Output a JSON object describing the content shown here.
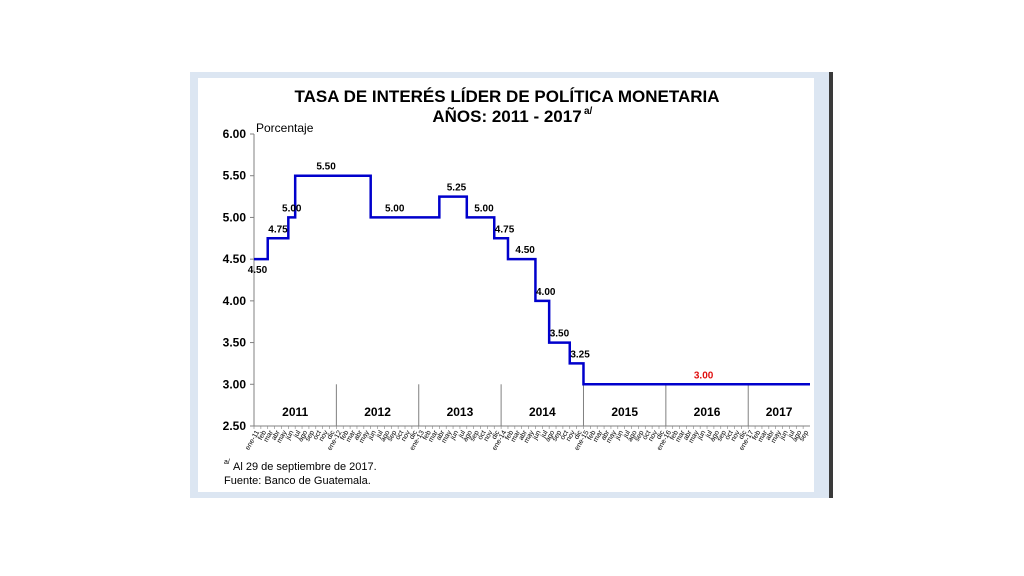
{
  "chart_data": {
    "type": "line",
    "title": "TASA DE INTERÉS LÍDER DE POLÍTICA MONETARIA",
    "subtitle": "AÑOS: 2011 - 2017",
    "subtitle_note": "a/",
    "ylabel": "Porcentaje",
    "ylim": [
      2.5,
      6.0
    ],
    "yticks": [
      "2.50",
      "3.00",
      "3.50",
      "4.00",
      "4.50",
      "5.00",
      "5.50",
      "6.00"
    ],
    "grid": false,
    "year_labels": [
      "2011",
      "2012",
      "2013",
      "2014",
      "2015",
      "2016",
      "2017"
    ],
    "months": [
      "ene",
      "feb",
      "mar",
      "abr",
      "may",
      "jun",
      "jul",
      "ago",
      "sep",
      "oct",
      "nov",
      "dic"
    ],
    "x_start": "ene-11",
    "x_end": "sep-17",
    "series": [
      {
        "color": "#0000cc",
        "steps": [
          {
            "from": "ene-11",
            "value": 4.5
          },
          {
            "from": "mar-11",
            "value": 4.75
          },
          {
            "from": "jun-11",
            "value": 5.0
          },
          {
            "from": "jul-11",
            "value": 5.5
          },
          {
            "from": "jun-12",
            "value": 5.0
          },
          {
            "from": "abr-13",
            "value": 5.25
          },
          {
            "from": "ago-13",
            "value": 5.0
          },
          {
            "from": "dic-13",
            "value": 4.75
          },
          {
            "from": "feb-14",
            "value": 4.5
          },
          {
            "from": "jun-14",
            "value": 4.0
          },
          {
            "from": "ago-14",
            "value": 3.5
          },
          {
            "from": "nov-14",
            "value": 3.25
          },
          {
            "from": "ene-15",
            "value": 3.0
          },
          {
            "from": "sep-17",
            "value": 3.0
          }
        ]
      }
    ],
    "data_labels": [
      {
        "at": "ene-11",
        "text": "4.50",
        "anchor": "below",
        "color": "#000000"
      },
      {
        "at": "abr-11",
        "text": "4.75",
        "anchor": "above",
        "color": "#000000"
      },
      {
        "at": "jun-11",
        "text": "5.00",
        "anchor": "above",
        "color": "#000000"
      },
      {
        "at": "nov-11",
        "text": "5.50",
        "anchor": "above",
        "color": "#000000"
      },
      {
        "at": "sep-12",
        "text": "5.00",
        "anchor": "above",
        "color": "#000000"
      },
      {
        "at": "jun-13",
        "text": "5.25",
        "anchor": "above",
        "color": "#000000"
      },
      {
        "at": "oct-13",
        "text": "5.00",
        "anchor": "above",
        "color": "#000000"
      },
      {
        "at": "ene-14",
        "text": "4.75",
        "anchor": "above",
        "color": "#000000"
      },
      {
        "at": "abr-14",
        "text": "4.50",
        "anchor": "above",
        "color": "#000000"
      },
      {
        "at": "jul-14",
        "text": "4.00",
        "anchor": "above",
        "color": "#000000"
      },
      {
        "at": "sep-14",
        "text": "3.50",
        "anchor": "above",
        "color": "#000000"
      },
      {
        "at": "dic-14",
        "text": "3.25",
        "anchor": "above",
        "color": "#000000"
      },
      {
        "at": "jun-16",
        "text": "3.00",
        "anchor": "above",
        "color": "#e01010"
      }
    ]
  },
  "footnote": "Al 29 de septiembre de 2017.",
  "footnote_mark": "a/",
  "source": "Fuente: Banco de Guatemala."
}
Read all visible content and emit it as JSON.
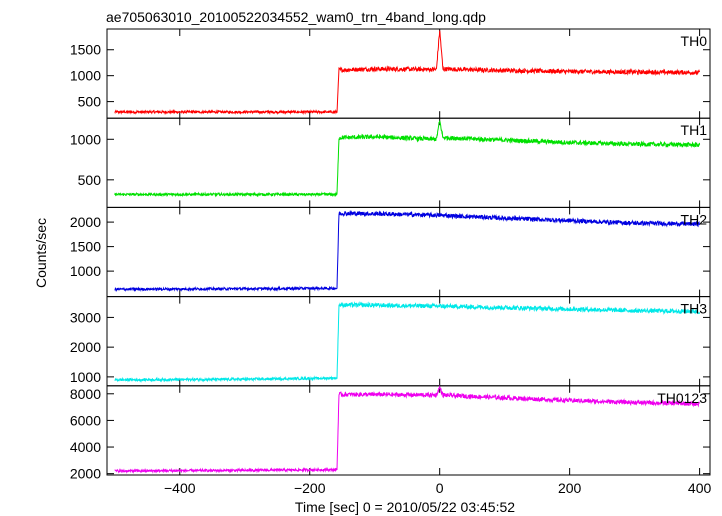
{
  "chart_data": {
    "type": "line",
    "title": "ae705063010_20100522034552_wam0_trn_4band_long.qdp",
    "xlabel": "Time [sec] 0 = 2010/05/22 03:45:52",
    "ylabel": "Counts/sec",
    "xlim": [
      -512,
      416
    ],
    "x_ticks": [
      -400,
      -200,
      0,
      200,
      400
    ],
    "x_tick_labels": [
      "−400",
      "−200",
      "0",
      "200",
      "400"
    ],
    "grid": false,
    "panels": [
      {
        "name": "TH0",
        "color": "#ff0000",
        "ylim": [
          180,
          1900
        ],
        "y_ticks": [
          500,
          1000,
          1500
        ],
        "points": [
          [
            -500,
            300
          ],
          [
            -300,
            300
          ],
          [
            -158,
            300
          ],
          [
            -155,
            1110
          ],
          [
            -100,
            1130
          ],
          [
            -5,
            1120
          ],
          [
            0,
            1880
          ],
          [
            5,
            1130
          ],
          [
            100,
            1100
          ],
          [
            200,
            1080
          ],
          [
            300,
            1070
          ],
          [
            400,
            1060
          ]
        ]
      },
      {
        "name": "TH1",
        "color": "#00e000",
        "ylim": [
          160,
          1260
        ],
        "y_ticks": [
          500,
          1000
        ],
        "points": [
          [
            -500,
            320
          ],
          [
            -300,
            320
          ],
          [
            -158,
            320
          ],
          [
            -155,
            1020
          ],
          [
            -100,
            1030
          ],
          [
            -5,
            1000
          ],
          [
            0,
            1230
          ],
          [
            5,
            1020
          ],
          [
            100,
            990
          ],
          [
            200,
            960
          ],
          [
            300,
            940
          ],
          [
            400,
            930
          ]
        ]
      },
      {
        "name": "TH2",
        "color": "#0000e0",
        "ylim": [
          480,
          2300
        ],
        "y_ticks": [
          1000,
          1500,
          2000
        ],
        "points": [
          [
            -500,
            630
          ],
          [
            -300,
            640
          ],
          [
            -158,
            650
          ],
          [
            -155,
            2180
          ],
          [
            -100,
            2170
          ],
          [
            0,
            2140
          ],
          [
            100,
            2080
          ],
          [
            200,
            2030
          ],
          [
            300,
            1980
          ],
          [
            400,
            1960
          ]
        ]
      },
      {
        "name": "TH3",
        "color": "#00e8e8",
        "ylim": [
          700,
          3700
        ],
        "y_ticks": [
          1000,
          2000,
          3000
        ],
        "points": [
          [
            -500,
            900
          ],
          [
            -300,
            920
          ],
          [
            -158,
            960
          ],
          [
            -155,
            3420
          ],
          [
            -100,
            3410
          ],
          [
            0,
            3380
          ],
          [
            100,
            3330
          ],
          [
            200,
            3280
          ],
          [
            300,
            3230
          ],
          [
            400,
            3200
          ]
        ]
      },
      {
        "name": "TH0123",
        "color": "#ee00ee",
        "ylim": [
          1900,
          8600
        ],
        "y_ticks": [
          2000,
          4000,
          6000,
          8000
        ],
        "points": [
          [
            -500,
            2200
          ],
          [
            -300,
            2250
          ],
          [
            -158,
            2300
          ],
          [
            -155,
            7950
          ],
          [
            -100,
            7950
          ],
          [
            -5,
            7900
          ],
          [
            0,
            8500
          ],
          [
            5,
            7900
          ],
          [
            100,
            7700
          ],
          [
            200,
            7500
          ],
          [
            300,
            7350
          ],
          [
            400,
            7250
          ]
        ]
      }
    ]
  }
}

● EXERCISE DIRECTIONS
Copy down every line of the material above that includes the string "JSON".

● EXERCISE RESULT
Output a JSON object describing the content shown here.
Read all visible content and emit it as JSON.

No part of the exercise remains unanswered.